> **操作说明**:
A. 在关于饲料中维生素B1检测的页面摘录里，维生素B1标准工作液的浓度是多少？
B. 请照原文抄录关于饲料中维生素B1检测的页面摘录，从“提取液:在已装入700mL去”开始，到“m滤膜过滤,超声脱气,待用。”为止，首尾两处都包括在内。
C. 请接着关于饲料中维生素B1检测的页面摘录的最后一句往下续写。

> **页面摘录**:
= = =

2023-02-16 09:48:50 安徽皖仪科技股份有限公司
01
实验目的
重现国标中关于饲料中维生素B1的检测方法。
根据现有条件对国标方法做出合适的调整方案。
02
实验原理
试样中维生素B1经酸性提取液超声提取后,将过滤离心后的试样溶液注入高效液相色谱仪反相色谱系统中进行分析,用紫外检测器检测,外标法计算维生素B1的含量。
03
实验材料、试剂耗材及仪器设备
(一)实验材料:维生素预混合饲料(1#多维)
(二)试剂耗材:
除特殊说明外,所用试剂均为分析纯,水为超纯水;乙二胺四乙酸二钠(EDTA),优级纯;庚烷磺酸钠(PICB7),优级纯;冰醋酸,优级纯;三乙酸,色谱纯;甲醇,色谱纯;乙醇溶液,25%(v/v)。
提取液:在已装入700mL去离子水的1000mL容量瓶中加入50mgEDTA,待全部溶解后,加入25mL冰醋酸,5mL三乙胺,用去离子水定容至刻度摇匀。取860mL上述溶液与140mL甲醇混合即得。
流动相:在已装入700mL去离子水的1000mL容量瓶中加入50mgEDTA,1.1g庚烷磺酸钠,待全部溶解后,加入25mL冰醋酸,5mL三乙胺,用去离子水定容至刻度摇匀。用冰乙酸和三乙胺调节pH值至3.40。取上述溶液860mL与140mL甲醇混合后,用0.45μm滤膜过滤,超声脱气,待用。
维生素B1标准溶液
维生素B1标准贮备液:准确称取维生素B1(购自百灵威化学)0.0500g于100mL棕色容量瓶中,加乙醇溶液超声15min待溶液全部溶解后,用乙醇溶液定容至刻度。此溶液浓度为500μg/mL,置于4℃冰箱中保存3个月。
维生素B1标准工作液:准确吸取2.00mL维生素标准贮备液(3.2.9.1)于50mL棕色容量瓶中,用流动相定容至刻度,该标准工作液的浓度为20μg/mL。
(三)仪器设备:
实验室常用玻璃仪器;电子pH计;超声波清洗器; 流动相过滤装置; 针头过滤器,0.45μm或0.22μm;LC3000增强型高效液相色谱仪(紫外检测器);安捷伦高效液相色谱柱TC- C18(2),4.6mm×250mm,5μm
04
实验方法及分析
(一)色谱条件确定
参照GB/T 14700-2002的方法,初始条件如下:
色谱柱:C18,3.9mm×150mm,5μm。因手头没有此类型色谱,故采用3.3.7所述色谱柱。

= = =

> **所示条目**:
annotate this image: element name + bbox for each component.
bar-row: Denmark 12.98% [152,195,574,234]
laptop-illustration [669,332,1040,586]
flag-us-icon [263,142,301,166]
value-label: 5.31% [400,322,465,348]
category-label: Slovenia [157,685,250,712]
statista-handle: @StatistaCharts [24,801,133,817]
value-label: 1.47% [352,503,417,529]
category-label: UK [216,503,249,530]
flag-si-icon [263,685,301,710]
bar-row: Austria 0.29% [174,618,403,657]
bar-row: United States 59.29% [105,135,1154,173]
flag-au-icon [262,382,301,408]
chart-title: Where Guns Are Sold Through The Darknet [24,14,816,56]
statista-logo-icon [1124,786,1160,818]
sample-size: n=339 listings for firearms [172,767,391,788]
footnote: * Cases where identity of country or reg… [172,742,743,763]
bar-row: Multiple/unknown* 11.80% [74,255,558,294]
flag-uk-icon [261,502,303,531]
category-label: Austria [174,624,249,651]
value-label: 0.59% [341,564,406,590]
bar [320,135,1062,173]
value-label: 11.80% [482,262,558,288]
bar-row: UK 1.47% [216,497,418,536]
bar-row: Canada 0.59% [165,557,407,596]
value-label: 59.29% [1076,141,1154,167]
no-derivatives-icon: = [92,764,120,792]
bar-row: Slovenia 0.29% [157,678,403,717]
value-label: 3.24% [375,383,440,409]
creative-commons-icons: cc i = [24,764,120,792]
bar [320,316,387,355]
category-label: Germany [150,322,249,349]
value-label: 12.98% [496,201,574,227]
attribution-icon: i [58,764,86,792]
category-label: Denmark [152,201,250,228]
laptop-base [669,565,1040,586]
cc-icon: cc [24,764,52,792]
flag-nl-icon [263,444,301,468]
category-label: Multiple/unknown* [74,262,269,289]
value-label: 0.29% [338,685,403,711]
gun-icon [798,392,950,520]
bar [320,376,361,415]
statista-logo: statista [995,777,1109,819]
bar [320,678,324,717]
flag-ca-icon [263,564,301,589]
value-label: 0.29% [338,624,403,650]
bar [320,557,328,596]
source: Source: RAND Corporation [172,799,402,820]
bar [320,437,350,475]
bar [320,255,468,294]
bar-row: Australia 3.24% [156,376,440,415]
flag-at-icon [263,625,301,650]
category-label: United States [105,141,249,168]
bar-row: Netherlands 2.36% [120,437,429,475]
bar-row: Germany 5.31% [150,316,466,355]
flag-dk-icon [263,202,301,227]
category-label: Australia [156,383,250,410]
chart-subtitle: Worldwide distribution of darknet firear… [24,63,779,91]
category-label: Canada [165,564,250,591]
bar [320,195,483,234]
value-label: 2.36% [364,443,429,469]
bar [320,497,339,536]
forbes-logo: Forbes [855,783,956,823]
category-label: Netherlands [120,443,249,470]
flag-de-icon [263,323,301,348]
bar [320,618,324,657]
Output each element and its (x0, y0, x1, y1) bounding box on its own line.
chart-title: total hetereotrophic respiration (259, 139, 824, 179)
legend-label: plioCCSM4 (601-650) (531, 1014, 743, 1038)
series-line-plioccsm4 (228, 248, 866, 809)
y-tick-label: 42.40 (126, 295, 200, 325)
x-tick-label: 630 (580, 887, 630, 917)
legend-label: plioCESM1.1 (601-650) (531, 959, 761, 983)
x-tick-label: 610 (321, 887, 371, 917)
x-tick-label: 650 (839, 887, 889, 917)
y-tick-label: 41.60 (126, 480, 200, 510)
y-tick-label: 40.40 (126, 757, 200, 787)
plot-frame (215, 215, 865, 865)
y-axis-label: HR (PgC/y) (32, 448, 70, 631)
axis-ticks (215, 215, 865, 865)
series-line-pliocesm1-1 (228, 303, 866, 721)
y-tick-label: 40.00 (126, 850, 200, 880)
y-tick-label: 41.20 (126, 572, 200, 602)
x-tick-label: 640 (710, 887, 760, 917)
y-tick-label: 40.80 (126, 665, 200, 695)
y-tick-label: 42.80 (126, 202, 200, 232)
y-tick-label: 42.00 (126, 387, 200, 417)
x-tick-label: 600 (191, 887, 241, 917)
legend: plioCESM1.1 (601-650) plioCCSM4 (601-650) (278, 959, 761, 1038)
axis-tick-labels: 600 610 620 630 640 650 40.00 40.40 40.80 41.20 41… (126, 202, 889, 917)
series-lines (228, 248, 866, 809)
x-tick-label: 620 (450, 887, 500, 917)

= = =

> **参考答案**:
A. 20μg/mL。

B.
提取液:在已装入700mL去离子水的1000mL容量瓶中加入50mgEDTA,待全部溶解后,加入25mL冰醋酸,5mL三乙胺,用去离子水定容至刻度摇匀。取860mL上述溶液与140mL甲醇混合即得。
流动相:在已装入700mL去离子水的1000mL容量瓶中加入50mgEDTA,1.1g庚烷磺酸钠,待全部溶解后,加入25mL冰醋酸,5mL三乙胺,用去离子水定容至刻度摇匀。用冰乙酸和三乙胺调节pH值至3.40。取上述溶液860mL与140mL甲醇混合后,用0.45μm滤膜过滤,超声脱气,待用。

C.
流动相:0.80mL/min,根据需要作出调整。
温度:25-28℃
进样体积:10μL,此体积改为20μL。
检测波长:246nm
(二)维生素B1主峰确定
流速设置为1.0mL/min,温度设置为25℃,分别进一针标样空白和一针维生素B1标准工作液。实验谱图见图1。
图1. 标样空白与维生素B1标准谱图对比
17.38min附近只有标准品出峰,而空白在此刻没有峰,这说明此峰及为维生素B1的峰,前面的大峰为溶剂峰。
(三)优化色谱柱温度
在原始色谱条件的基础上,流速改为1.5mL/min,温度依次设置为25℃、28℃和30℃,其他条件不变。
三种方案的谱图叠加效果如图2。
图2. 不同温度下VB1保留时间的变化
如图2所示,在流速等其他条件不变的情况下,随着柱温的升高保留时间提前。但根据国标所述温度条件最高为28℃,故选用此温度确定为色谱柱温。
(四)流速的条件优化
在压力允许的范围内(20MPa),尽量提高流速,实验考察1mL/min、1.5mL/min和1.7mL/min流速下的保留时间变化。
不同流速下实验谱图叠加如图3
图3. 不同流速下VB1的保留时间变化
如图3所示,提高泵流速后,保留时间有大幅度减小,其中1.7mL/min流速下压力为19.13MPa,适合本样品分析,故选择此流速为最佳值。
(五)根据上述实验最终确定的色谱条件如下:
色谱柱:C18,4.6mm×250mm,5μm。
流速:1.70mL/min。
温度:28℃。
进样体积:20μL。
检测波长:246nm。
除另有说明外,以下实验均采用此色谱条件。
(六)重复性实验
实验条件同4.1.4。样品为VB1标准工作液,n=4,测试系统重复性。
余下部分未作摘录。